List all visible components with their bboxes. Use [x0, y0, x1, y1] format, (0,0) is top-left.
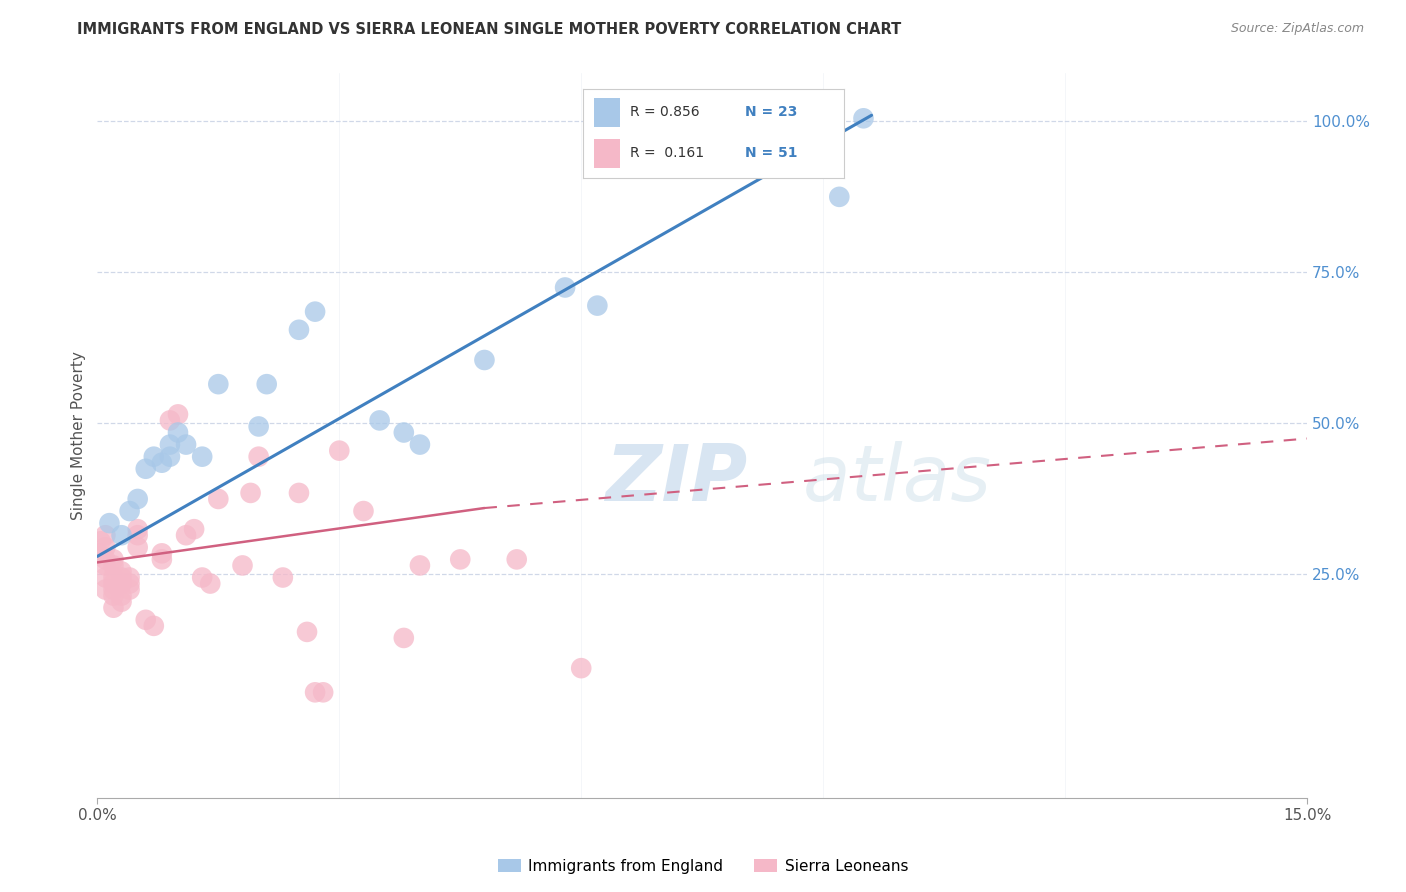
Point — [634, 112, 657, 126]
Point — [103, 552, 125, 566]
Point — [474, 353, 496, 368]
Text: N = 23: N = 23 — [745, 105, 797, 120]
Point — [247, 450, 270, 464]
Point — [118, 504, 141, 518]
Point — [159, 413, 181, 427]
Point — [150, 456, 173, 470]
Point — [94, 552, 117, 566]
Text: Source: ZipAtlas.com: Source: ZipAtlas.com — [1230, 22, 1364, 36]
Point — [142, 619, 165, 633]
Point — [392, 631, 415, 645]
Point — [127, 541, 149, 555]
Point — [94, 528, 117, 542]
Point — [103, 582, 125, 597]
Point — [392, 425, 415, 440]
Point — [231, 558, 253, 573]
Point — [103, 589, 125, 603]
Point — [110, 595, 132, 609]
Point — [103, 570, 125, 584]
Point — [295, 624, 318, 639]
Point — [94, 558, 117, 573]
Point — [288, 323, 311, 337]
Point — [828, 190, 851, 204]
Legend: Immigrants from England, Sierra Leoneans: Immigrants from England, Sierra Leoneans — [492, 853, 914, 880]
Point — [135, 613, 157, 627]
Point — [368, 413, 391, 427]
Point — [159, 437, 181, 451]
Point — [772, 123, 794, 137]
Point — [150, 546, 173, 560]
Text: atlas: atlas — [606, 441, 991, 517]
Point — [127, 491, 149, 506]
Point — [150, 552, 173, 566]
Point — [103, 576, 125, 591]
Point — [304, 685, 326, 699]
Point — [449, 552, 471, 566]
Point — [174, 437, 197, 451]
Point — [142, 450, 165, 464]
Point — [127, 522, 149, 536]
Point — [328, 443, 350, 458]
Point — [312, 685, 335, 699]
Point — [127, 528, 149, 542]
Point — [304, 304, 326, 318]
Point — [110, 570, 132, 584]
Point — [135, 462, 157, 476]
Point — [183, 522, 205, 536]
Point — [239, 486, 262, 500]
Point — [191, 450, 214, 464]
Text: IMMIGRANTS FROM ENGLAND VS SIERRA LEONEAN SINGLE MOTHER POVERTY CORRELATION CHAR: IMMIGRANTS FROM ENGLAND VS SIERRA LEONEA… — [77, 22, 901, 37]
Point — [569, 661, 592, 675]
Point — [110, 565, 132, 579]
Point — [110, 528, 132, 542]
FancyBboxPatch shape — [593, 98, 620, 127]
Point — [651, 112, 673, 126]
Point — [191, 570, 214, 584]
Point — [409, 437, 432, 451]
Point — [852, 112, 875, 126]
Point — [288, 486, 311, 500]
Point — [94, 570, 117, 584]
Point — [110, 576, 132, 591]
Point — [118, 582, 141, 597]
Point — [409, 558, 432, 573]
Point — [118, 576, 141, 591]
Text: R = 0.856: R = 0.856 — [630, 105, 700, 120]
Point — [200, 576, 222, 591]
Point — [174, 528, 197, 542]
Text: ZIP: ZIP — [606, 441, 748, 517]
FancyBboxPatch shape — [593, 139, 620, 168]
Point — [118, 570, 141, 584]
Point — [94, 541, 117, 555]
Point — [159, 450, 181, 464]
Point — [271, 570, 294, 584]
Point — [167, 425, 190, 440]
Point — [353, 504, 375, 518]
Point — [207, 491, 229, 506]
Text: N = 51: N = 51 — [745, 146, 797, 161]
Point — [506, 552, 529, 566]
Point — [256, 377, 278, 392]
Point — [167, 408, 190, 422]
Text: R =  0.161: R = 0.161 — [630, 146, 704, 161]
Point — [87, 546, 110, 560]
Point — [207, 377, 229, 392]
Point — [110, 589, 132, 603]
Point — [90, 534, 112, 549]
Point — [103, 600, 125, 615]
Point — [103, 558, 125, 573]
Y-axis label: Single Mother Poverty: Single Mother Poverty — [72, 351, 86, 520]
Point — [94, 582, 117, 597]
Point — [586, 299, 609, 313]
Point — [247, 419, 270, 434]
Point — [554, 280, 576, 294]
Point — [98, 516, 121, 530]
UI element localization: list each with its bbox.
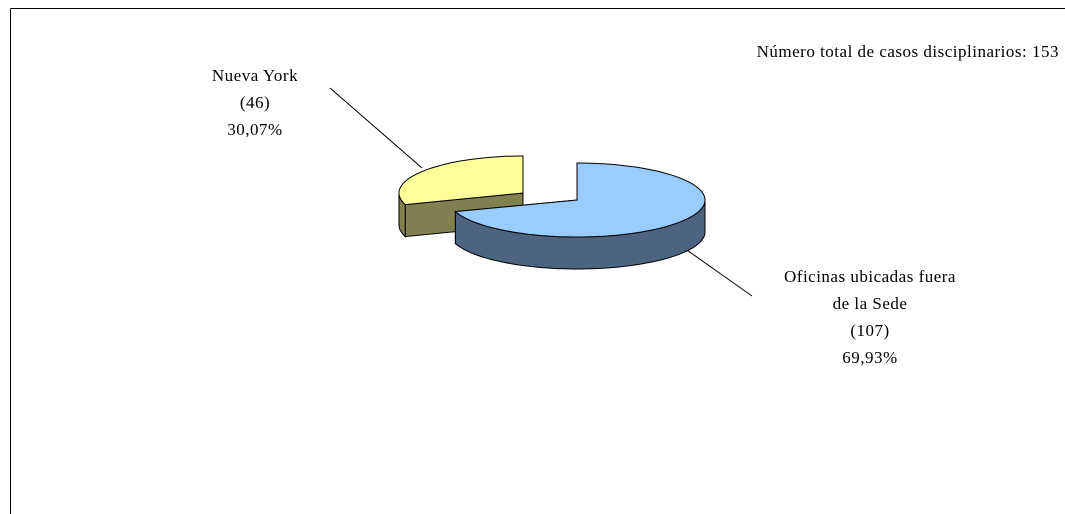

....................

GIVEN PROBLEM: Please extract every line of the entries above verbatim, leaving out the pictures.

IN RESPONSE:
List all visible components with their bboxes. Use [x0, y0, x1, y1] format, (0,0) is top-left.
Point — [634, 112, 657, 126]
Point — [103, 552, 125, 566]
Point — [474, 353, 496, 368]
Text: N = 23: N = 23 — [745, 105, 797, 120]
Point — [247, 450, 270, 464]
Point — [118, 504, 141, 518]
Point — [159, 413, 181, 427]
Point — [150, 456, 173, 470]
Point — [94, 552, 117, 566]
Text: Source: ZipAtlas.com: Source: ZipAtlas.com — [1230, 22, 1364, 36]
Point — [142, 619, 165, 633]
Point — [392, 631, 415, 645]
Point — [127, 541, 149, 555]
Point — [94, 528, 117, 542]
Point — [103, 582, 125, 597]
Point — [392, 425, 415, 440]
Point — [231, 558, 253, 573]
Point — [103, 589, 125, 603]
Point — [110, 595, 132, 609]
Point — [103, 570, 125, 584]
Point — [295, 624, 318, 639]
Point — [94, 558, 117, 573]
Point — [288, 323, 311, 337]
Point — [828, 190, 851, 204]
Legend: Immigrants from England, Sierra Leoneans: Immigrants from England, Sierra Leoneans — [492, 853, 914, 880]
Point — [135, 613, 157, 627]
Point — [368, 413, 391, 427]
Point — [159, 437, 181, 451]
Point — [772, 123, 794, 137]
Point — [150, 546, 173, 560]
Text: atlas: atlas — [606, 441, 991, 517]
Point — [127, 491, 149, 506]
Point — [150, 552, 173, 566]
Point — [103, 576, 125, 591]
Point — [304, 685, 326, 699]
Point — [449, 552, 471, 566]
Point — [174, 437, 197, 451]
Point — [142, 450, 165, 464]
Point — [127, 522, 149, 536]
Point — [328, 443, 350, 458]
Point — [312, 685, 335, 699]
Point — [127, 528, 149, 542]
Point — [304, 304, 326, 318]
Point — [110, 570, 132, 584]
Point — [135, 462, 157, 476]
Point — [183, 522, 205, 536]
Point — [239, 486, 262, 500]
Point — [191, 450, 214, 464]
Text: IMMIGRANTS FROM ENGLAND VS SIERRA LEONEAN SINGLE MOTHER POVERTY CORRELATION CHAR: IMMIGRANTS FROM ENGLAND VS SIERRA LEONEA… — [77, 22, 901, 37]
Point — [569, 661, 592, 675]
Point — [110, 565, 132, 579]
Point — [110, 528, 132, 542]
FancyBboxPatch shape — [593, 98, 620, 127]
Point — [651, 112, 673, 126]
Point — [191, 570, 214, 584]
Point — [409, 437, 432, 451]
Point — [852, 112, 875, 126]
Point — [288, 486, 311, 500]
Point — [94, 570, 117, 584]
Point — [110, 576, 132, 591]
Point — [118, 582, 141, 597]
Point — [409, 558, 432, 573]
Point — [118, 576, 141, 591]
Text: R = 0.856: R = 0.856 — [630, 105, 700, 120]
Point — [200, 576, 222, 591]
Point — [174, 528, 197, 542]
Text: ZIP: ZIP — [606, 441, 748, 517]
FancyBboxPatch shape — [593, 139, 620, 168]
Point — [118, 570, 141, 584]
Point — [94, 541, 117, 555]
Point — [159, 450, 181, 464]
Point — [271, 570, 294, 584]
Point — [167, 425, 190, 440]
Point — [353, 504, 375, 518]
Point — [207, 491, 229, 506]
Text: N = 51: N = 51 — [745, 146, 797, 161]
Point — [506, 552, 529, 566]
Point — [256, 377, 278, 392]
Point — [167, 408, 190, 422]
Text: R =  0.161: R = 0.161 — [630, 146, 704, 161]
Point — [87, 546, 110, 560]
Point — [207, 377, 229, 392]
Point — [110, 589, 132, 603]
Point — [90, 534, 112, 549]
Point — [103, 600, 125, 615]
Point — [103, 558, 125, 573]
Y-axis label: Single Mother Poverty: Single Mother Poverty — [72, 351, 86, 520]
Point — [94, 582, 117, 597]
Point — [586, 299, 609, 313]
Point — [247, 419, 270, 434]
Point — [554, 280, 576, 294]
Point — [98, 516, 121, 530]
UI element localization: list each with its bbox.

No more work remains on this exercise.